__Extracted data entries__.
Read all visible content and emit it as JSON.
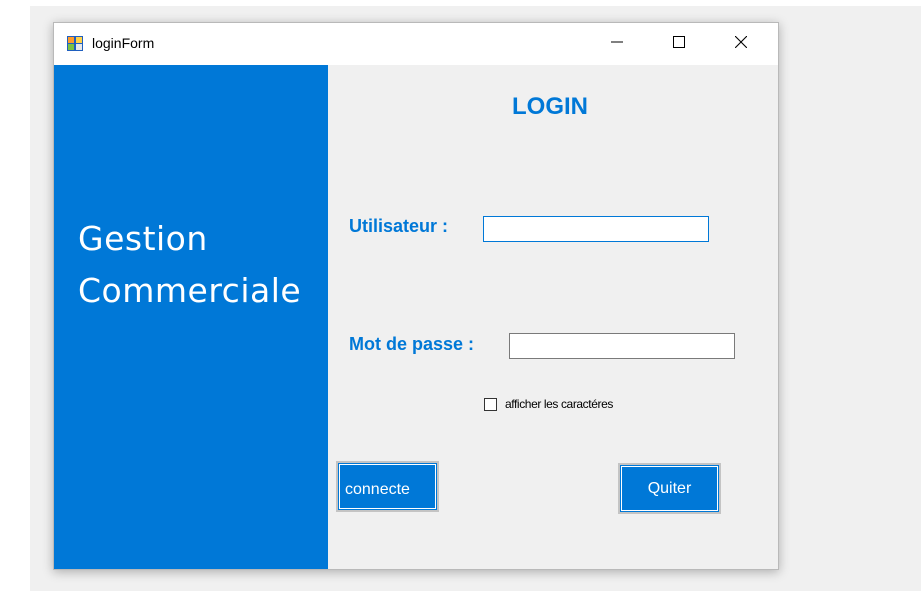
{
  "window": {
    "title": "loginForm",
    "app_icon": "winform-app-icon",
    "controls": {
      "minimize": "minimize-icon",
      "maximize": "maximize-icon",
      "close": "close-icon"
    }
  },
  "brand": {
    "line1": "Gestion",
    "line2": "Commerciale"
  },
  "form": {
    "heading": "LOGIN",
    "username_label": "Utilisateur :",
    "username_value": "",
    "password_label": "Mot de passe :",
    "password_value": "",
    "show_chars_label": "afficher les caractéres",
    "show_chars_checked": false,
    "connect_button": "connecte",
    "quit_button": "Quiter"
  },
  "colors": {
    "accent": "#0078d7",
    "background": "#f0f0f0",
    "titlebar": "#ffffff",
    "text_on_accent": "#ffffff"
  }
}
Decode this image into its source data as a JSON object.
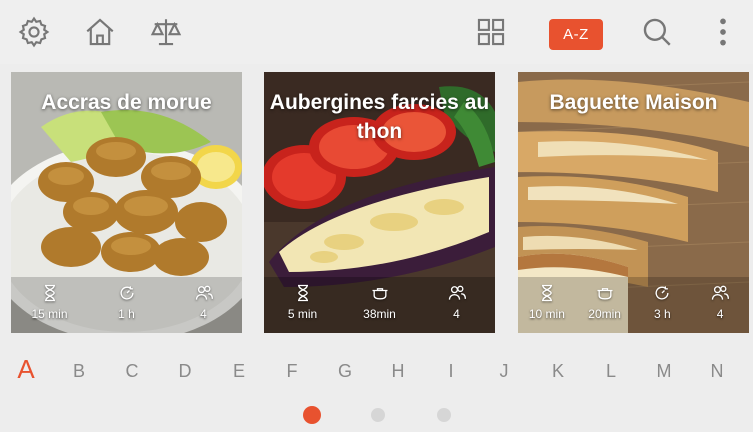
{
  "toolbar": {
    "settings_icon": "gear-icon",
    "home_icon": "home-icon",
    "scale_icon": "balance-scale-icon",
    "grid_icon": "grid-view-icon",
    "az_label": "A-Z",
    "search_icon": "search-icon",
    "menu_icon": "more-vert-icon"
  },
  "colors": {
    "accent": "#e8522f",
    "background": "#ededed",
    "inactive": "#8a8a8a"
  },
  "recipes": [
    {
      "title": "Accras de morue",
      "stats": [
        {
          "icon": "hourglass-icon",
          "value": "15 min"
        },
        {
          "icon": "cook-time-icon",
          "value": "1 h"
        },
        {
          "icon": "servings-icon",
          "value": "4"
        }
      ]
    },
    {
      "title": "Aubergines farcies au thon",
      "stats": [
        {
          "icon": "hourglass-icon",
          "value": "5 min"
        },
        {
          "icon": "pot-icon",
          "value": "38min"
        },
        {
          "icon": "servings-icon",
          "value": "4"
        }
      ]
    },
    {
      "title": "Baguette Maison",
      "stats": [
        {
          "icon": "hourglass-icon",
          "value": "10 min"
        },
        {
          "icon": "pot-icon",
          "value": "20min"
        },
        {
          "icon": "cook-time-icon",
          "value": "3 h"
        },
        {
          "icon": "servings-icon",
          "value": "4"
        }
      ]
    }
  ],
  "alphabet": {
    "letters": [
      "A",
      "B",
      "C",
      "D",
      "E",
      "F",
      "G",
      "H",
      "I",
      "J",
      "K",
      "L",
      "M",
      "N"
    ],
    "selected": "A"
  },
  "pagination": {
    "pages": 3,
    "current": 1
  }
}
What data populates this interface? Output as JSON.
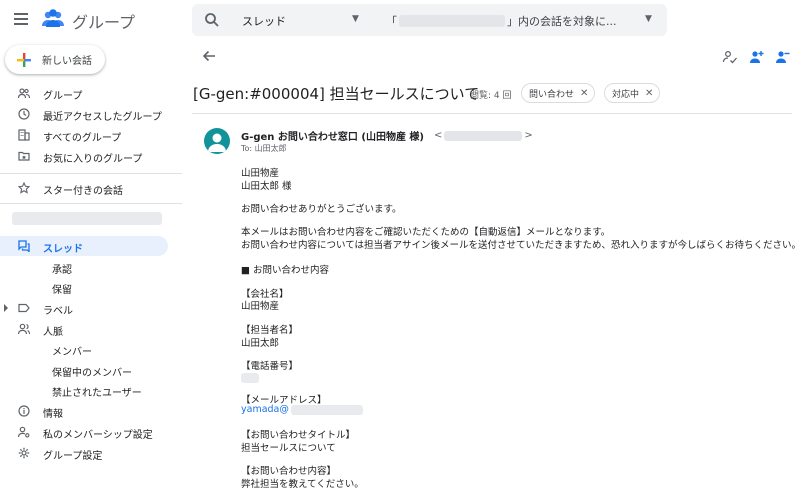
{
  "app": {
    "title": "グループ"
  },
  "search": {
    "scope": "スレッド",
    "prefix": "「",
    "suffix": "」内の会話を対象に..."
  },
  "sidebar": {
    "new_conversation": "新しい会話",
    "items": {
      "groups": "グループ",
      "recent": "最近アクセスしたグループ",
      "all": "すべてのグループ",
      "favorites": "お気に入りのグループ",
      "starred": "スター付きの会話",
      "threads": "スレッド",
      "approval": "承認",
      "hold": "保留",
      "labels": "ラベル",
      "people": "人脈",
      "members": "メンバー",
      "pending_members": "保留中のメンバー",
      "banned_users": "禁止されたユーザー",
      "info": "情報",
      "membership_settings": "私のメンバーシップ設定",
      "group_settings": "グループ設定"
    }
  },
  "thread": {
    "subject": "[G-gen:#000004] 担当セールスについて",
    "views": "閲覧: 4 回",
    "chips": [
      "問い合わせ",
      "対応中"
    ]
  },
  "message": {
    "sender": "G-gen お問い合わせ窓口 (山田物産 様)",
    "addr_open": "<",
    "addr_close": ">",
    "to": "To: 山田太郎",
    "lines": [
      "山田物産",
      "山田太郎 様",
      "お問い合わせありがとうございます。",
      "本メールはお問い合わせ内容をご確認いただくための【自動返信】メールとなります。",
      "お問い合わせ内容については担当者アサイン後メールを送付させていただきますため、恐れ入りますが今しばらくお待ちください。",
      "■ お問い合わせ内容",
      "【会社名】",
      "山田物産",
      "【担当者名】",
      "山田太郎",
      "【電話番号】",
      "【メールアドレス】",
      "yamada@",
      "【お問い合わせタイトル】",
      "担当セールスについて",
      "【お問い合わせ内容】",
      "弊社担当を教えてください。"
    ]
  },
  "colors": {
    "accent": "#1a73e8",
    "avatar": "#12939a",
    "active_bg": "#e8f0fe"
  },
  "icons": [
    "menu-icon",
    "groups-logo-icon",
    "search-icon",
    "plus-icon",
    "back-arrow-icon",
    "assign-icon",
    "add-person-icon",
    "remove-person-icon"
  ]
}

__REQUIRED TASK__. Repeat the material above word for word and skip every image in it.

__THE REPLY__.
Read all visible content and emit it as JSON.
{
  "window": {
    "title": "loginForm",
    "app_icon": "winform-app-icon",
    "controls": {
      "minimize": "minimize-icon",
      "maximize": "maximize-icon",
      "close": "close-icon"
    }
  },
  "brand": {
    "line1": "Gestion",
    "line2": "Commerciale"
  },
  "form": {
    "heading": "LOGIN",
    "username_label": "Utilisateur :",
    "username_value": "",
    "password_label": "Mot de passe :",
    "password_value": "",
    "show_chars_label": "afficher les caractéres",
    "show_chars_checked": false,
    "connect_button": "connecte",
    "quit_button": "Quiter"
  },
  "colors": {
    "accent": "#0078d7",
    "background": "#f0f0f0",
    "titlebar": "#ffffff",
    "text_on_accent": "#ffffff"
  }
}
Decode this image into its source data as a JSON object.
{
  "toolbar": {
    "settings_icon": "gear-icon",
    "home_icon": "home-icon",
    "scale_icon": "balance-scale-icon",
    "grid_icon": "grid-view-icon",
    "az_label": "A-Z",
    "search_icon": "search-icon",
    "menu_icon": "more-vert-icon"
  },
  "colors": {
    "accent": "#e8522f",
    "background": "#ededed",
    "inactive": "#8a8a8a"
  },
  "recipes": [
    {
      "title": "Accras de morue",
      "stats": [
        {
          "icon": "hourglass-icon",
          "value": "15 min"
        },
        {
          "icon": "cook-time-icon",
          "value": "1 h"
        },
        {
          "icon": "servings-icon",
          "value": "4"
        }
      ]
    },
    {
      "title": "Aubergines farcies au thon",
      "stats": [
        {
          "icon": "hourglass-icon",
          "value": "5 min"
        },
        {
          "icon": "pot-icon",
          "value": "38min"
        },
        {
          "icon": "servings-icon",
          "value": "4"
        }
      ]
    },
    {
      "title": "Baguette Maison",
      "stats": [
        {
          "icon": "hourglass-icon",
          "value": "10 min"
        },
        {
          "icon": "pot-icon",
          "value": "20min"
        },
        {
          "icon": "cook-time-icon",
          "value": "3 h"
        },
        {
          "icon": "servings-icon",
          "value": "4"
        }
      ]
    }
  ],
  "alphabet": {
    "letters": [
      "A",
      "B",
      "C",
      "D",
      "E",
      "F",
      "G",
      "H",
      "I",
      "J",
      "K",
      "L",
      "M",
      "N"
    ],
    "selected": "A"
  },
  "pagination": {
    "pages": 3,
    "current": 1
  }
}
What data populates this interface? Output as JSON.
{
  "app": {
    "title": "グループ"
  },
  "search": {
    "scope": "スレッド",
    "prefix": "「",
    "suffix": "」内の会話を対象に..."
  },
  "sidebar": {
    "new_conversation": "新しい会話",
    "items": {
      "groups": "グループ",
      "recent": "最近アクセスしたグループ",
      "all": "すべてのグループ",
      "favorites": "お気に入りのグループ",
      "starred": "スター付きの会話",
      "threads": "スレッド",
      "approval": "承認",
      "hold": "保留",
      "labels": "ラベル",
      "people": "人脈",
      "members": "メンバー",
      "pending_members": "保留中のメンバー",
      "banned_users": "禁止されたユーザー",
      "info": "情報",
      "membership_settings": "私のメンバーシップ設定",
      "group_settings": "グループ設定"
    }
  },
  "thread": {
    "subject": "[G-gen:#000004] 担当セールスについて",
    "views": "閲覧: 4 回",
    "chips": [
      "問い合わせ",
      "対応中"
    ]
  },
  "message": {
    "sender": "G-gen お問い合わせ窓口 (山田物産 様)",
    "addr_open": "<",
    "addr_close": ">",
    "to": "To: 山田太郎",
    "lines": [
      "山田物産",
      "山田太郎 様",
      "お問い合わせありがとうございます。",
      "本メールはお問い合わせ内容をご確認いただくための【自動返信】メールとなります。",
      "お問い合わせ内容については担当者アサイン後メールを送付させていただきますため、恐れ入りますが今しばらくお待ちください。",
      "■ お問い合わせ内容",
      "【会社名】",
      "山田物産",
      "【担当者名】",
      "山田太郎",
      "【電話番号】",
      "【メールアドレス】",
      "yamada@",
      "【お問い合わせタイトル】",
      "担当セールスについて",
      "【お問い合わせ内容】",
      "弊社担当を教えてください。"
    ]
  },
  "colors": {
    "accent": "#1a73e8",
    "avatar": "#12939a",
    "active_bg": "#e8f0fe"
  },
  "icons": [
    "menu-icon",
    "groups-logo-icon",
    "search-icon",
    "plus-icon",
    "back-arrow-icon",
    "assign-icon",
    "add-person-icon",
    "remove-person-icon"
  ]
}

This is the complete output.